__WHAT IS REQUIRED__:
Please list all lines of the material below in which the string "structure" occurs.

:: LISTED RECORDS

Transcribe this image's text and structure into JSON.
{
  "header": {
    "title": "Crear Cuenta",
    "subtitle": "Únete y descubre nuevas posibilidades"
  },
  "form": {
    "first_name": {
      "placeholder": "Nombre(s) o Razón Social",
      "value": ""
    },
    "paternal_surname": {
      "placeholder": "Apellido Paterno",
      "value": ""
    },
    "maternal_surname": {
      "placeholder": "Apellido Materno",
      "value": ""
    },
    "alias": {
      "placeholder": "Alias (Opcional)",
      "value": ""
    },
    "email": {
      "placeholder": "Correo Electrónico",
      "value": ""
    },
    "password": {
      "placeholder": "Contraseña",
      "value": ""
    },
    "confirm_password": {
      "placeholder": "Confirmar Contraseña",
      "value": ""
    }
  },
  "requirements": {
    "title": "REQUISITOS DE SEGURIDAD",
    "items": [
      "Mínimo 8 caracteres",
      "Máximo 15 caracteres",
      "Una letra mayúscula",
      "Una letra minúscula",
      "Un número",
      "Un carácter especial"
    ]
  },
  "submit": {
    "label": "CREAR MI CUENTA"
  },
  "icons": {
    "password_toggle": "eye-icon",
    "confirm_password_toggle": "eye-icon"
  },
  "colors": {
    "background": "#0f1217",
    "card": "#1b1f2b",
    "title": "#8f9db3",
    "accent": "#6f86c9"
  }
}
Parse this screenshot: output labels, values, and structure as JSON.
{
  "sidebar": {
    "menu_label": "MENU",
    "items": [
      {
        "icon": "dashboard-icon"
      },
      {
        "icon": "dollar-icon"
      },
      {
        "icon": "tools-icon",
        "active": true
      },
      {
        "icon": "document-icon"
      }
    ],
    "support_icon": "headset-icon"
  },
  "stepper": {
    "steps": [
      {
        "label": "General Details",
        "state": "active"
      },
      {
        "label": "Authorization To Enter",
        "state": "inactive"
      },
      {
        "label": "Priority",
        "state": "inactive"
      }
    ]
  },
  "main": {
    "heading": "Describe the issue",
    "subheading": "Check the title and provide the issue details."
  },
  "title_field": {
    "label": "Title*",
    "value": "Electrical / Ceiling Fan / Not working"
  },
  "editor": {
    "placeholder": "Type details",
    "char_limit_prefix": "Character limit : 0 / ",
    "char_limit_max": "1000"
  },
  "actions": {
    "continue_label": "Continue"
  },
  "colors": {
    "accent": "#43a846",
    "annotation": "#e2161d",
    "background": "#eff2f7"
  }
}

::::

__TASK SOLUTION__:
Transcribe this image's text and structure into JSON.
Parse this screenshot: output labels, values, and structure as JSON.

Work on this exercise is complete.